**Work to be completed**. Pull every line holding the string "измерения" from the records below.

* BEGIN Records for this exercise *

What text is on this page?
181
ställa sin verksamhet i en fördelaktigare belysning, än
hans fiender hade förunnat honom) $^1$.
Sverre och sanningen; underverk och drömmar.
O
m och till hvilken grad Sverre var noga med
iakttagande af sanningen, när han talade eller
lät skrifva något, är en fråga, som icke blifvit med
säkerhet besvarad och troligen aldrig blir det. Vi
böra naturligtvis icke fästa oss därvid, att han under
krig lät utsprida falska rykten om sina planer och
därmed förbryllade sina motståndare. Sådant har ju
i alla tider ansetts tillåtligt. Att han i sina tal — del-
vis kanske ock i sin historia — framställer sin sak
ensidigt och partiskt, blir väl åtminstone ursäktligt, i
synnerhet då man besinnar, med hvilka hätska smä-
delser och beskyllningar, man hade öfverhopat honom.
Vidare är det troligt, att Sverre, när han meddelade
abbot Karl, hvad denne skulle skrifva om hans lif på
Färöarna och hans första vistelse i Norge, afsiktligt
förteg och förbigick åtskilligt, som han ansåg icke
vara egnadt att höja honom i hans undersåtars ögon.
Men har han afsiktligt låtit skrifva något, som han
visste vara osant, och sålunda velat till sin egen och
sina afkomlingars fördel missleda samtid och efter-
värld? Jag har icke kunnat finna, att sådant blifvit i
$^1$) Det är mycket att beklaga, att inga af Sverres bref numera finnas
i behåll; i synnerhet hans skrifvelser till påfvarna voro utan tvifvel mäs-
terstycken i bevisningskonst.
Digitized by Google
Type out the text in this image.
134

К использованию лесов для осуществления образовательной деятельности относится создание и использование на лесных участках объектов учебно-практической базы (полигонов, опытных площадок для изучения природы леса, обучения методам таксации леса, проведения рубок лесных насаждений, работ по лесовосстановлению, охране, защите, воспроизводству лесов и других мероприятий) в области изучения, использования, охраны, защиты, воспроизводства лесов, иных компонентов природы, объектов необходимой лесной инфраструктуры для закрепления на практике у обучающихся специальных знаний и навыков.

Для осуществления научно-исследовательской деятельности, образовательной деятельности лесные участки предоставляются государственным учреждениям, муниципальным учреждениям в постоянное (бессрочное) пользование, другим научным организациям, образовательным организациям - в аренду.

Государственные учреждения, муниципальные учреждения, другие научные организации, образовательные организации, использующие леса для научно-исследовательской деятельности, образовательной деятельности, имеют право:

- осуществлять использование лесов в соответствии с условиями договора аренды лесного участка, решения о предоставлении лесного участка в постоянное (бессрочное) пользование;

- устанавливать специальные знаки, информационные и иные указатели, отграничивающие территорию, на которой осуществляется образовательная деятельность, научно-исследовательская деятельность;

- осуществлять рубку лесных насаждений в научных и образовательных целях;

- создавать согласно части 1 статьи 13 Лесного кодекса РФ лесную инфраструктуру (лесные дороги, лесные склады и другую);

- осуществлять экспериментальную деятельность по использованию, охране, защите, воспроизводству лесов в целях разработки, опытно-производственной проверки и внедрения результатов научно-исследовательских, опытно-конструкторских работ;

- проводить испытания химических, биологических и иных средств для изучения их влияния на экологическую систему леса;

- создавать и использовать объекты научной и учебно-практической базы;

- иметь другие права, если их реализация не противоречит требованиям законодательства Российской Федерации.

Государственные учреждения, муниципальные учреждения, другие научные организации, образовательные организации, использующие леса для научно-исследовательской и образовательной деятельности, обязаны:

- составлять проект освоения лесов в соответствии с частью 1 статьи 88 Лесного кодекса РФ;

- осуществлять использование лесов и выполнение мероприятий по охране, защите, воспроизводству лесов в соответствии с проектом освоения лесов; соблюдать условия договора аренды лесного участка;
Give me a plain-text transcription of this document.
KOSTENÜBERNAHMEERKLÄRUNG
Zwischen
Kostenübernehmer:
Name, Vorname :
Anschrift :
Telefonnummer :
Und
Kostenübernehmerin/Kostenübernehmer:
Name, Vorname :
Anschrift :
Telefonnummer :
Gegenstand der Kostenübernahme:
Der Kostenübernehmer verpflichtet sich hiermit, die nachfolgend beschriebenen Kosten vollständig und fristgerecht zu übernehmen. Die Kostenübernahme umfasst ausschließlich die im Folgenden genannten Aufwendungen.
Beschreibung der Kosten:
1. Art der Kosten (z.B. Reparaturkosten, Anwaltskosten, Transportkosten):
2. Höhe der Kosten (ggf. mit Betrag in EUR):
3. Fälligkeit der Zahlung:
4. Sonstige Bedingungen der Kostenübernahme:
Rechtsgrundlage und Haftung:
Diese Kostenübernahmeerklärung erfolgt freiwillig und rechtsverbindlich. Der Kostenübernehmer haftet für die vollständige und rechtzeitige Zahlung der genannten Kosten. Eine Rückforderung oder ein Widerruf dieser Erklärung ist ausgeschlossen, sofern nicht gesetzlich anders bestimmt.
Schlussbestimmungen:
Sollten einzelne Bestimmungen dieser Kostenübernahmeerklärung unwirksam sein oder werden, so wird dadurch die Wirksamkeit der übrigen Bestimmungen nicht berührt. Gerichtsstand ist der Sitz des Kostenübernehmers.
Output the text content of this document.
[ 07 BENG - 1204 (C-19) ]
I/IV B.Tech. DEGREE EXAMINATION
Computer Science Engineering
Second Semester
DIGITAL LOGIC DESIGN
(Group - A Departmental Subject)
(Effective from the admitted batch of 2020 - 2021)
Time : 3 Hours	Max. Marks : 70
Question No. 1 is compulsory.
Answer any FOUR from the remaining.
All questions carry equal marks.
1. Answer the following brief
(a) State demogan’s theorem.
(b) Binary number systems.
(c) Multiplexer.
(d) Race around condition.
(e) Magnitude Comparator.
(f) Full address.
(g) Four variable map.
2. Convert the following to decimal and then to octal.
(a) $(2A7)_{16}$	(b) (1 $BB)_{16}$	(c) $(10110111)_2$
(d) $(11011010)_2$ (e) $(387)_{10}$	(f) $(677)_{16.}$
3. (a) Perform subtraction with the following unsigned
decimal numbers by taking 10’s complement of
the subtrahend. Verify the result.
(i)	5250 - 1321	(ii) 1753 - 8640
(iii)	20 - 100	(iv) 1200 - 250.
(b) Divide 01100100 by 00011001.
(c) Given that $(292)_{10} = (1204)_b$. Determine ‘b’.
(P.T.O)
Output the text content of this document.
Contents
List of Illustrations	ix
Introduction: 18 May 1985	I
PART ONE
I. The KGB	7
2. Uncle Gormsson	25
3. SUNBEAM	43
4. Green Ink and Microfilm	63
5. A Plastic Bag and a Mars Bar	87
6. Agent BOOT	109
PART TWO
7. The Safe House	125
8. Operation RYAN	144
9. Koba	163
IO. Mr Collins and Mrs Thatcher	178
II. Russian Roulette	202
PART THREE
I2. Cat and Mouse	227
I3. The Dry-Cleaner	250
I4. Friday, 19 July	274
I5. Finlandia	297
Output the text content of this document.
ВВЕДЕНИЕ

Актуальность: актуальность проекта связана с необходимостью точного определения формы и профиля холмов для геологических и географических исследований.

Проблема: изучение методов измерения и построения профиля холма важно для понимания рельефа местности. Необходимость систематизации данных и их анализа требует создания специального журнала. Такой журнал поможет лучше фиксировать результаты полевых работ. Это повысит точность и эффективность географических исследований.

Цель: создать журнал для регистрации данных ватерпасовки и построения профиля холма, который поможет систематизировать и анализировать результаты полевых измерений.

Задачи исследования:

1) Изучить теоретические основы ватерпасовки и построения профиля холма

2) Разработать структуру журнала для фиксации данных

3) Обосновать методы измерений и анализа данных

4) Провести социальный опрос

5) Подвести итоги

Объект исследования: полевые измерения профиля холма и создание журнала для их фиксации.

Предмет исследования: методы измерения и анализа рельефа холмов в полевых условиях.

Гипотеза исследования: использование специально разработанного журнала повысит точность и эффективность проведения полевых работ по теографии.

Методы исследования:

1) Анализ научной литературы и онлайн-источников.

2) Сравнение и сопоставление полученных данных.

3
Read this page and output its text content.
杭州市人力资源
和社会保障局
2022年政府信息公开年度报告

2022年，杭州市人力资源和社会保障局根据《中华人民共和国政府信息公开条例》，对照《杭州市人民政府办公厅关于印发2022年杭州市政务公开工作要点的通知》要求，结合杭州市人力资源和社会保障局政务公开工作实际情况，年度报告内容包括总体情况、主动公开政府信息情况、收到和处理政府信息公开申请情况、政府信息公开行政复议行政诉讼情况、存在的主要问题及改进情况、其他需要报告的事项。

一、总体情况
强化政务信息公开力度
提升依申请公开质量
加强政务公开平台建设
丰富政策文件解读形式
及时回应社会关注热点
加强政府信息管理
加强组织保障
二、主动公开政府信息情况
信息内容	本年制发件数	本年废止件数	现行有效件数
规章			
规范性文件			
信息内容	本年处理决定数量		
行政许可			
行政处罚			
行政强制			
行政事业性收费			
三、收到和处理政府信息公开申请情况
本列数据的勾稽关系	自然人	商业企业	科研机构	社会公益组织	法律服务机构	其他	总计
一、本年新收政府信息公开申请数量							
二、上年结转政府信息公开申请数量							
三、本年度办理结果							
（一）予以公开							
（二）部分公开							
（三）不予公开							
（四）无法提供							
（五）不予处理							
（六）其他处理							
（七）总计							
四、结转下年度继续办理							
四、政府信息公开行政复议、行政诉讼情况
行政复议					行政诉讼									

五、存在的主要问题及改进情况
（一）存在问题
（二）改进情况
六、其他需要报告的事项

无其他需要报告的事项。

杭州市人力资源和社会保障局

* END Records for this exercise *

**Answer to the problem**.
Проблема: изучение методов измерения и построения профиля холма важно для понимания рельефа местности. Необходимость систематизации данных и их анализа требует создания специального журнала. Такой журнал поможет лучше фиксировать результаты полевых работ. Это повысит точность и эффективность географических исследований.
Объект исследования: полевые измерения профиля холма и создание журнала для их фиксации.
Предмет исследования: методы измерения и анализа рельефа холмов в полевых условиях.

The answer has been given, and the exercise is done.